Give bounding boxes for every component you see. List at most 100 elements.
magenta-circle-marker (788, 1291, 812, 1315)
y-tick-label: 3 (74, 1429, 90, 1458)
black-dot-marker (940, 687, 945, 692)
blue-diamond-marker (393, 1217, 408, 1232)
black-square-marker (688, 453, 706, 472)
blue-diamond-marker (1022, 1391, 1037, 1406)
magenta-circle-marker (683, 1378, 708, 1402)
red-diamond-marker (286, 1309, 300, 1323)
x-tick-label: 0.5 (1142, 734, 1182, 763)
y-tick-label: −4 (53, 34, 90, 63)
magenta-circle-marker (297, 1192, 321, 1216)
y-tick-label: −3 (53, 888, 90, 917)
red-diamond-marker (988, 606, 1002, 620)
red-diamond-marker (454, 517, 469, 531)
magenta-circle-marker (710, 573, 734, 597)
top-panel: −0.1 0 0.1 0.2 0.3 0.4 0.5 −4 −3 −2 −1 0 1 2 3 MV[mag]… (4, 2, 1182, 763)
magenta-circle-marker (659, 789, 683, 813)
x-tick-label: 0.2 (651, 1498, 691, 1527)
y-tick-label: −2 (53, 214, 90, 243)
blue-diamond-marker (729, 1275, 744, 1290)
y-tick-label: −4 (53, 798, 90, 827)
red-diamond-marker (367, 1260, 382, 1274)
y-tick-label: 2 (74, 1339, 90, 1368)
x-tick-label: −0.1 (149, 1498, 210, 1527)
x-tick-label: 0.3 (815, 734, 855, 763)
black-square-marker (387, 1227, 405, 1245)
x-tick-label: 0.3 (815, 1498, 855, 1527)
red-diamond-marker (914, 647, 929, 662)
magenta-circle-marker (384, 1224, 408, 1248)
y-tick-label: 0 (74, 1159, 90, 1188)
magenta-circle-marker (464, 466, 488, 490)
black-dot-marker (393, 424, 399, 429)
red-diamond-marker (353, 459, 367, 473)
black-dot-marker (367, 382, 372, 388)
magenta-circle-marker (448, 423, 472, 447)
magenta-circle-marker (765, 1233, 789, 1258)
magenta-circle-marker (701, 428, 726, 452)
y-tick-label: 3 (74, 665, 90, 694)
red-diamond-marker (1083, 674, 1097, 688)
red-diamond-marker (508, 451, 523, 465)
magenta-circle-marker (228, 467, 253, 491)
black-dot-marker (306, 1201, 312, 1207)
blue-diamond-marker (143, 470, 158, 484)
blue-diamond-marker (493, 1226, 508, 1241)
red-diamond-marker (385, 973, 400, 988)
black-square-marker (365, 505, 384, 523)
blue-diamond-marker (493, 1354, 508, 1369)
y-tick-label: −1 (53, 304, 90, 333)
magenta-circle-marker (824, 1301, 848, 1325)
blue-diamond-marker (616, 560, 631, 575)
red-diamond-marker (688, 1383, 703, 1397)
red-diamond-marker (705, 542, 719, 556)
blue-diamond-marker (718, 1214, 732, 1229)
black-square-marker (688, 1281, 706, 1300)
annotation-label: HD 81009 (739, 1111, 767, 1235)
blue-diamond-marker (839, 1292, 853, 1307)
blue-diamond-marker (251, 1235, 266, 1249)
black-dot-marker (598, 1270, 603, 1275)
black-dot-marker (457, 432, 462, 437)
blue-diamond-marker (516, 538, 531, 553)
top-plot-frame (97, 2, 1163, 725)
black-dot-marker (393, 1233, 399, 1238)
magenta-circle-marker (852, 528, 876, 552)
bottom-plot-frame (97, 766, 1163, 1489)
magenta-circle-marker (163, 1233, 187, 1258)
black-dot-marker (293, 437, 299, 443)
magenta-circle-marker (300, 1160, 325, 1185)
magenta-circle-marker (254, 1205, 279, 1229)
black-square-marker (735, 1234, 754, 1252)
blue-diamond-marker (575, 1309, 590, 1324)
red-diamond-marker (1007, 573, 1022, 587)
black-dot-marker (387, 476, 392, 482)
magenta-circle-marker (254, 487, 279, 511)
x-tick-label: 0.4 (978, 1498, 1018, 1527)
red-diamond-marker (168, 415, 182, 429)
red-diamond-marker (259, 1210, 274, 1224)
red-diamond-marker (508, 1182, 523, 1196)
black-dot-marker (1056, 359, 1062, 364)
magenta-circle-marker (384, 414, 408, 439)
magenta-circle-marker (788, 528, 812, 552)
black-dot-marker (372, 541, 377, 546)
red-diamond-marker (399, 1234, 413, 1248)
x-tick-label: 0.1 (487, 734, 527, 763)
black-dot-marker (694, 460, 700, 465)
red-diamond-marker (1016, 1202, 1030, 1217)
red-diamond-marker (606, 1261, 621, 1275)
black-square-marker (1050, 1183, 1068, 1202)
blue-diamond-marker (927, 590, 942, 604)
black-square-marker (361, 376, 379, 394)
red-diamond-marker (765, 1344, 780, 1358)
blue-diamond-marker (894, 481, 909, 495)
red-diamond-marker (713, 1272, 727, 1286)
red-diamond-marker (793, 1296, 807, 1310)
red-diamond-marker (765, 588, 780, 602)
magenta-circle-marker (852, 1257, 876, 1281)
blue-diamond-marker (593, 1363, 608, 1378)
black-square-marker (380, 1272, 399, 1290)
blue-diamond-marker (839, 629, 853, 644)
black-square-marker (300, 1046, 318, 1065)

**WORK TO BE COMPLETED**
Write out again, unchanged, the lines from the first one down through the line containing "blue-diamond-marker (1022, 1391, 1037, 1406)".

**RIGHT ANSWER**
Give bounding boxes for every component you see. List at most 100 elements.
magenta-circle-marker (788, 1291, 812, 1315)
y-tick-label: 3 (74, 1429, 90, 1458)
black-dot-marker (940, 687, 945, 692)
blue-diamond-marker (393, 1217, 408, 1232)
black-square-marker (688, 453, 706, 472)
blue-diamond-marker (1022, 1391, 1037, 1406)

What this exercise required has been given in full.